**任务说明**
把下列全部条目逐行照原样抄写出来，任何字符都不要改动。

**给定条目**
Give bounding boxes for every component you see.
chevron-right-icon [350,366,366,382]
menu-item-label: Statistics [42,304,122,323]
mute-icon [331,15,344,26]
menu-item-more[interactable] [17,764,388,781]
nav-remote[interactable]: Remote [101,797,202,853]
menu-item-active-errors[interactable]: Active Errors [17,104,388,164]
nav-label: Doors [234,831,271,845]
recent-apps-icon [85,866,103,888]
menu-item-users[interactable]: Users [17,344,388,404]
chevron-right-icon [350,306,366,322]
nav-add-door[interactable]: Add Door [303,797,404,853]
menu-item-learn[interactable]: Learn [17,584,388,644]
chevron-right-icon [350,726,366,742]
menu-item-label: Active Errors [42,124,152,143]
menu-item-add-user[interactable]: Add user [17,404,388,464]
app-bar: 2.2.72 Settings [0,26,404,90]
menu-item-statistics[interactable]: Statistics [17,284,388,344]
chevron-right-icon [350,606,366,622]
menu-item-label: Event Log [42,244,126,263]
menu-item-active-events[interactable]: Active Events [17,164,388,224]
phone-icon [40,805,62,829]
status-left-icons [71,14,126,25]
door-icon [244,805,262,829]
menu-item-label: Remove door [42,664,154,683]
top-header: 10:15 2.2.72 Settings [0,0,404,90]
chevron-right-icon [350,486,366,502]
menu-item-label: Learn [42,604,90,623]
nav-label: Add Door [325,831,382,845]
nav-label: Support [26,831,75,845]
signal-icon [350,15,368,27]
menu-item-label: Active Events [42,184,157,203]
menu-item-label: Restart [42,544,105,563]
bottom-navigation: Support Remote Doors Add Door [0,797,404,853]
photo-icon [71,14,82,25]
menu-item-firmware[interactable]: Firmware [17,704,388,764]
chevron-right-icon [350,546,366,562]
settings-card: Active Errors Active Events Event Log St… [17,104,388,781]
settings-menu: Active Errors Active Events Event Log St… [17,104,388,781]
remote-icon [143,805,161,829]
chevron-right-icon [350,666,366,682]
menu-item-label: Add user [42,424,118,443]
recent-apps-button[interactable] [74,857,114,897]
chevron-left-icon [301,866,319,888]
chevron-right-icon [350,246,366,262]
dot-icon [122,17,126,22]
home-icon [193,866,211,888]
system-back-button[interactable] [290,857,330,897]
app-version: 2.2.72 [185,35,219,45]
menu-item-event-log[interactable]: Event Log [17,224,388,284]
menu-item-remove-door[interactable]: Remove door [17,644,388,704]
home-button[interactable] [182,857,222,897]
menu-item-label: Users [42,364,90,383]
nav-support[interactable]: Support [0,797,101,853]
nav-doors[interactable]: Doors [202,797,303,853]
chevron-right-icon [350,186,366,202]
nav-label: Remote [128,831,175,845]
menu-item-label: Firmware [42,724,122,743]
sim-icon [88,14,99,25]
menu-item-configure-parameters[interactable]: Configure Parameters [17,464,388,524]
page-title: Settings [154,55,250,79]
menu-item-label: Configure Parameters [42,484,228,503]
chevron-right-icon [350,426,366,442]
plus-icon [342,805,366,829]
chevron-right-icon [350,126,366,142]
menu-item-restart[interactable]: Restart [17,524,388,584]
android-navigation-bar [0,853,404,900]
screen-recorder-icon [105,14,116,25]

**任务答案**
Give bounding boxes for every component you see.
chevron-right-icon [350,366,366,382]
menu-item-label: Statistics [42,304,122,323]
mute-icon [331,15,344,26]
menu-item-more[interactable] [17,764,388,781]
nav-remote[interactable]: Remote [101,797,202,853]
menu-item-active-errors[interactable]: Active Errors [17,104,388,164]
nav-label: Doors [234,831,271,845]
recent-apps-icon [85,866,103,888]
menu-item-users[interactable]: Users [17,344,388,404]
chevron-right-icon [350,306,366,322]
nav-add-door[interactable]: Add Door [303,797,404,853]
menu-item-learn[interactable]: Learn [17,584,388,644]
chevron-right-icon [350,726,366,742]
menu-item-label: Active Errors [42,124,152,143]
menu-item-add-user[interactable]: Add user [17,404,388,464]
app-bar: 2.2.72 Settings [0,26,404,90]
menu-item-statistics[interactable]: Statistics [17,284,388,344]
chevron-right-icon [350,606,366,622]
menu-item-label: Event Log [42,244,126,263]
menu-item-active-events[interactable]: Active Events [17,164,388,224]
phone-icon [40,805,62,829]
status-left-icons [71,14,126,25]
door-icon [244,805,262,829]
menu-item-label: Remove door [42,664,154,683]
top-header: 10:15 2.2.72 Settings [0,0,404,90]
chevron-right-icon [350,486,366,502]
menu-item-label: Learn [42,604,90,623]
nav-label: Add Door [325,831,382,845]
nav-label: Support [26,831,75,845]
signal-icon [350,15,368,27]
menu-item-label: Active Events [42,184,157,203]
menu-item-label: Restart [42,544,105,563]
bottom-navigation: Support Remote Doors Add Door [0,797,404,853]
photo-icon [71,14,82,25]
menu-item-firmware[interactable]: Firmware [17,704,388,764]
chevron-right-icon [350,546,366,562]
settings-card: Active Errors Active Events Event Log St… [17,104,388,781]
settings-menu: Active Errors Active Events Event Log St… [17,104,388,781]
remote-icon [143,805,161,829]
chevron-right-icon [350,666,366,682]
menu-item-label: Add user [42,424,118,443]
recent-apps-button[interactable] [74,857,114,897]
chevron-left-icon [301,866,319,888]
chevron-right-icon [350,246,366,262]
dot-icon [122,17,126,22]
home-icon [193,866,211,888]
system-back-button[interactable] [290,857,330,897]
app-version: 2.2.72 [185,35,219,45]
menu-item-event-log[interactable]: Event Log [17,224,388,284]
menu-item-remove-door[interactable]: Remove door [17,644,388,704]
home-button[interactable] [182,857,222,897]
menu-item-label: Users [42,364,90,383]
nav-support[interactable]: Support [0,797,101,853]
nav-doors[interactable]: Doors [202,797,303,853]
chevron-right-icon [350,186,366,202]
nav-label: Remote [128,831,175,845]
menu-item-label: Firmware [42,724,122,743]
sim-icon [88,14,99,25]
menu-item-configure-parameters[interactable]: Configure Parameters [17,464,388,524]
page-title: Settings [154,55,250,79]
menu-item-label: Configure Parameters [42,484,228,503]
chevron-right-icon [350,426,366,442]
plus-icon [342,805,366,829]
chevron-right-icon [350,126,366,142]
menu-item-restart[interactable]: Restart [17,524,388,584]
android-navigation-bar [0,853,404,900]
screen-recorder-icon [105,14,116,25]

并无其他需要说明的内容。